*Stated goal:* Faithfully return all lines, omitting every embedded picture.

[Records that describe figures]
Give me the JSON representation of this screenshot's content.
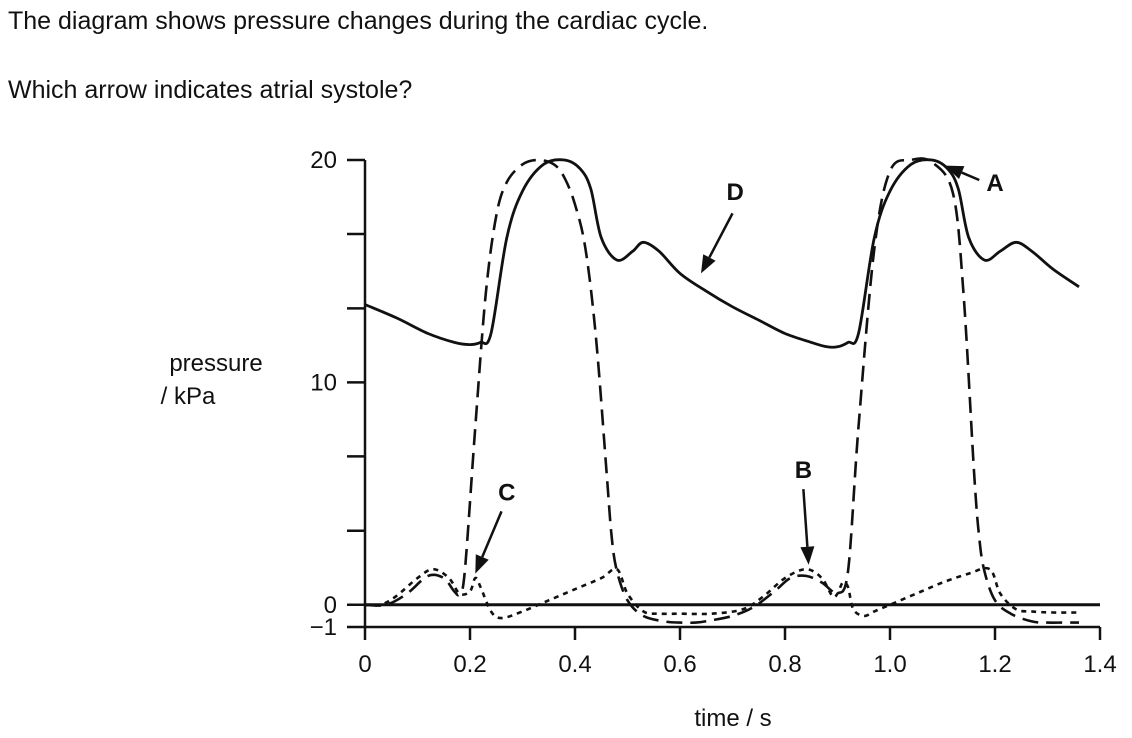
{
  "question": {
    "line1": "The diagram shows pressure changes during the cardiac cycle.",
    "line2": "Which arrow indicates atrial systole?"
  },
  "chart_data": {
    "type": "line",
    "xlabel": "time / s",
    "ylabel_line1": "pressure",
    "ylabel_line2": "/ kPa",
    "xlim": [
      0,
      1.4
    ],
    "ylim": [
      -1,
      20
    ],
    "x_ticks": [
      0,
      0.2,
      0.4,
      0.6,
      0.8,
      1.0,
      1.2,
      1.4
    ],
    "x_tick_labels": [
      "0",
      "0.2",
      "0.4",
      "0.6",
      "0.8",
      "1.0",
      "1.2",
      "1.4"
    ],
    "y_ticks": [
      -1,
      0,
      3.33,
      6.67,
      10,
      13.33,
      16.67,
      20
    ],
    "y_tick_labels": [
      "−1",
      "0",
      "",
      "",
      "10",
      "",
      "",
      "20"
    ],
    "grid": false,
    "series": [
      {
        "style": "solid",
        "x": [
          0,
          0.06,
          0.12,
          0.17,
          0.2,
          0.22,
          0.24,
          0.27,
          0.3,
          0.34,
          0.38,
          0.41,
          0.43,
          0.45,
          0.48,
          0.51,
          0.53,
          0.56,
          0.6,
          0.65,
          0.7,
          0.75,
          0.8,
          0.85,
          0.88,
          0.9,
          0.92,
          0.94,
          0.97,
          1.0,
          1.04,
          1.08,
          1.11,
          1.13,
          1.15,
          1.18,
          1.21,
          1.24,
          1.27,
          1.31,
          1.36,
          1.41
        ],
        "values": [
          13.5,
          12.9,
          12.2,
          11.8,
          11.7,
          11.8,
          12.2,
          16.5,
          18.6,
          19.8,
          20.0,
          19.6,
          18.7,
          16.5,
          15.5,
          15.9,
          16.3,
          15.9,
          14.9,
          14.1,
          13.4,
          12.8,
          12.2,
          11.8,
          11.6,
          11.6,
          11.8,
          12.2,
          16.5,
          18.6,
          19.8,
          20.0,
          19.6,
          18.7,
          16.5,
          15.5,
          15.9,
          16.3,
          15.9,
          15.1,
          14.3,
          13.6
        ]
      },
      {
        "style": "dashed",
        "x": [
          0,
          0.04,
          0.08,
          0.12,
          0.15,
          0.17,
          0.18,
          0.19,
          0.21,
          0.23,
          0.25,
          0.27,
          0.3,
          0.33,
          0.36,
          0.38,
          0.4,
          0.42,
          0.44,
          0.46,
          0.47,
          0.48,
          0.5,
          0.53,
          0.57,
          0.6,
          0.63,
          0.66,
          0.7,
          0.74,
          0.78,
          0.81,
          0.84,
          0.87,
          0.89,
          0.9,
          0.92,
          0.94,
          0.97,
          1.0,
          1.04,
          1.08,
          1.12,
          1.14,
          1.16,
          1.17,
          1.18,
          1.2,
          1.23,
          1.27,
          1.3,
          1.33,
          1.36,
          1.41
        ],
        "values": [
          0,
          0,
          0.5,
          1.3,
          1.2,
          0.6,
          0.5,
          1.5,
          8,
          14,
          17.5,
          19,
          19.8,
          20.0,
          19.8,
          19.2,
          18,
          16,
          12,
          6,
          3,
          1.5,
          0.2,
          -0.5,
          -0.75,
          -0.8,
          -0.8,
          -0.7,
          -0.5,
          -0.1,
          0.6,
          1.2,
          1.3,
          1.0,
          0.6,
          0.5,
          1.5,
          8,
          16,
          19.5,
          20.0,
          19.9,
          18.5,
          14,
          6,
          3,
          1.5,
          0.2,
          -0.4,
          -0.75,
          -0.8,
          -0.8,
          -0.8,
          -0.8
        ]
      },
      {
        "style": "dotted",
        "x": [
          0,
          0.03,
          0.06,
          0.1,
          0.13,
          0.16,
          0.18,
          0.2,
          0.21,
          0.22,
          0.24,
          0.26,
          0.3,
          0.35,
          0.4,
          0.45,
          0.48,
          0.5,
          0.53,
          0.56,
          0.6,
          0.66,
          0.72,
          0.76,
          0.8,
          0.84,
          0.87,
          0.89,
          0.9,
          0.91,
          0.92,
          0.93,
          0.95,
          0.97,
          1.0,
          1.05,
          1.1,
          1.15,
          1.19,
          1.21,
          1.24,
          1.27,
          1.31,
          1.36,
          1.41
        ],
        "values": [
          0,
          0,
          0.4,
          1.2,
          1.6,
          1.2,
          0.5,
          0.6,
          1.2,
          0.8,
          -0.3,
          -0.6,
          -0.3,
          0.2,
          0.7,
          1.2,
          1.6,
          0.5,
          -0.3,
          -0.4,
          -0.4,
          -0.4,
          -0.2,
          0.4,
          1.2,
          1.6,
          1.2,
          0.4,
          0.5,
          1.0,
          0.8,
          -0.2,
          -0.5,
          -0.3,
          0.0,
          0.5,
          1.0,
          1.4,
          1.6,
          0.5,
          -0.2,
          -0.3,
          -0.35,
          -0.35,
          -0.35
        ]
      }
    ],
    "annotations": [
      {
        "label": "A",
        "text_at": [
          1.2,
          19.0
        ],
        "head_at": [
          1.105,
          19.75
        ],
        "tail_at": [
          1.17,
          19.1
        ]
      },
      {
        "label": "B",
        "text_at": [
          0.835,
          6.1
        ],
        "head_at": [
          0.845,
          1.8
        ],
        "tail_at": [
          0.835,
          5.2
        ]
      },
      {
        "label": "C",
        "text_at": [
          0.27,
          5.1
        ],
        "head_at": [
          0.21,
          1.4
        ],
        "tail_at": [
          0.26,
          4.2
        ]
      },
      {
        "label": "D",
        "text_at": [
          0.705,
          18.6
        ],
        "head_at": [
          0.64,
          14.9
        ],
        "tail_at": [
          0.7,
          17.6
        ]
      }
    ]
  }
}
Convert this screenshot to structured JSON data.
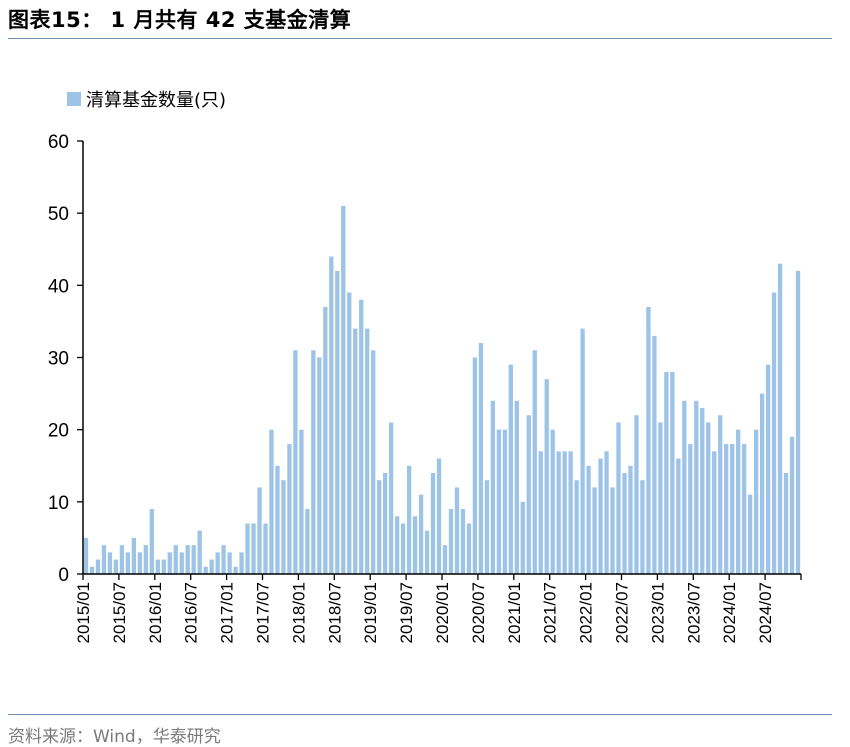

*Solution for this problem:*
Give me the JSON representation of this screenshot's content.
{
  "question": {
    "line1": "The diagram shows pressure changes during the cardiac cycle.",
    "line2": "Which arrow indicates atrial systole?"
  },
  "chart_data": {
    "type": "line",
    "xlabel": "time / s",
    "ylabel_line1": "pressure",
    "ylabel_line2": "/ kPa",
    "xlim": [
      0,
      1.4
    ],
    "ylim": [
      -1,
      20
    ],
    "x_ticks": [
      0,
      0.2,
      0.4,
      0.6,
      0.8,
      1.0,
      1.2,
      1.4
    ],
    "x_tick_labels": [
      "0",
      "0.2",
      "0.4",
      "0.6",
      "0.8",
      "1.0",
      "1.2",
      "1.4"
    ],
    "y_ticks": [
      -1,
      0,
      3.33,
      6.67,
      10,
      13.33,
      16.67,
      20
    ],
    "y_tick_labels": [
      "−1",
      "0",
      "",
      "",
      "10",
      "",
      "",
      "20"
    ],
    "grid": false,
    "series": [
      {
        "style": "solid",
        "x": [
          0,
          0.06,
          0.12,
          0.17,
          0.2,
          0.22,
          0.24,
          0.27,
          0.3,
          0.34,
          0.38,
          0.41,
          0.43,
          0.45,
          0.48,
          0.51,
          0.53,
          0.56,
          0.6,
          0.65,
          0.7,
          0.75,
          0.8,
          0.85,
          0.88,
          0.9,
          0.92,
          0.94,
          0.97,
          1.0,
          1.04,
          1.08,
          1.11,
          1.13,
          1.15,
          1.18,
          1.21,
          1.24,
          1.27,
          1.31,
          1.36,
          1.41
        ],
        "values": [
          13.5,
          12.9,
          12.2,
          11.8,
          11.7,
          11.8,
          12.2,
          16.5,
          18.6,
          19.8,
          20.0,
          19.6,
          18.7,
          16.5,
          15.5,
          15.9,
          16.3,
          15.9,
          14.9,
          14.1,
          13.4,
          12.8,
          12.2,
          11.8,
          11.6,
          11.6,
          11.8,
          12.2,
          16.5,
          18.6,
          19.8,
          20.0,
          19.6,
          18.7,
          16.5,
          15.5,
          15.9,
          16.3,
          15.9,
          15.1,
          14.3,
          13.6
        ]
      },
      {
        "style": "dashed",
        "x": [
          0,
          0.04,
          0.08,
          0.12,
          0.15,
          0.17,
          0.18,
          0.19,
          0.21,
          0.23,
          0.25,
          0.27,
          0.3,
          0.33,
          0.36,
          0.38,
          0.4,
          0.42,
          0.44,
          0.46,
          0.47,
          0.48,
          0.5,
          0.53,
          0.57,
          0.6,
          0.63,
          0.66,
          0.7,
          0.74,
          0.78,
          0.81,
          0.84,
          0.87,
          0.89,
          0.9,
          0.92,
          0.94,
          0.97,
          1.0,
          1.04,
          1.08,
          1.12,
          1.14,
          1.16,
          1.17,
          1.18,
          1.2,
          1.23,
          1.27,
          1.3,
          1.33,
          1.36,
          1.41
        ],
        "values": [
          0,
          0,
          0.5,
          1.3,
          1.2,
          0.6,
          0.5,
          1.5,
          8,
          14,
          17.5,
          19,
          19.8,
          20.0,
          19.8,
          19.2,
          18,
          16,
          12,
          6,
          3,
          1.5,
          0.2,
          -0.5,
          -0.75,
          -0.8,
          -0.8,
          -0.7,
          -0.5,
          -0.1,
          0.6,
          1.2,
          1.3,
          1.0,
          0.6,
          0.5,
          1.5,
          8,
          16,
          19.5,
          20.0,
          19.9,
          18.5,
          14,
          6,
          3,
          1.5,
          0.2,
          -0.4,
          -0.75,
          -0.8,
          -0.8,
          -0.8,
          -0.8
        ]
      },
      {
        "style": "dotted",
        "x": [
          0,
          0.03,
          0.06,
          0.1,
          0.13,
          0.16,
          0.18,
          0.2,
          0.21,
          0.22,
          0.24,
          0.26,
          0.3,
          0.35,
          0.4,
          0.45,
          0.48,
          0.5,
          0.53,
          0.56,
          0.6,
          0.66,
          0.72,
          0.76,
          0.8,
          0.84,
          0.87,
          0.89,
          0.9,
          0.91,
          0.92,
          0.93,
          0.95,
          0.97,
          1.0,
          1.05,
          1.1,
          1.15,
          1.19,
          1.21,
          1.24,
          1.27,
          1.31,
          1.36,
          1.41
        ],
        "values": [
          0,
          0,
          0.4,
          1.2,
          1.6,
          1.2,
          0.5,
          0.6,
          1.2,
          0.8,
          -0.3,
          -0.6,
          -0.3,
          0.2,
          0.7,
          1.2,
          1.6,
          0.5,
          -0.3,
          -0.4,
          -0.4,
          -0.4,
          -0.2,
          0.4,
          1.2,
          1.6,
          1.2,
          0.4,
          0.5,
          1.0,
          0.8,
          -0.2,
          -0.5,
          -0.3,
          0.0,
          0.5,
          1.0,
          1.4,
          1.6,
          0.5,
          -0.2,
          -0.3,
          -0.35,
          -0.35,
          -0.35
        ]
      }
    ],
    "annotations": [
      {
        "label": "A",
        "text_at": [
          1.2,
          19.0
        ],
        "head_at": [
          1.105,
          19.75
        ],
        "tail_at": [
          1.17,
          19.1
        ]
      },
      {
        "label": "B",
        "text_at": [
          0.835,
          6.1
        ],
        "head_at": [
          0.845,
          1.8
        ],
        "tail_at": [
          0.835,
          5.2
        ]
      },
      {
        "label": "C",
        "text_at": [
          0.27,
          5.1
        ],
        "head_at": [
          0.21,
          1.4
        ],
        "tail_at": [
          0.26,
          4.2
        ]
      },
      {
        "label": "D",
        "text_at": [
          0.705,
          18.6
        ],
        "head_at": [
          0.64,
          14.9
        ],
        "tail_at": [
          0.7,
          17.6
        ]
      }
    ]
  }
}
Convert this screenshot to structured JSON data.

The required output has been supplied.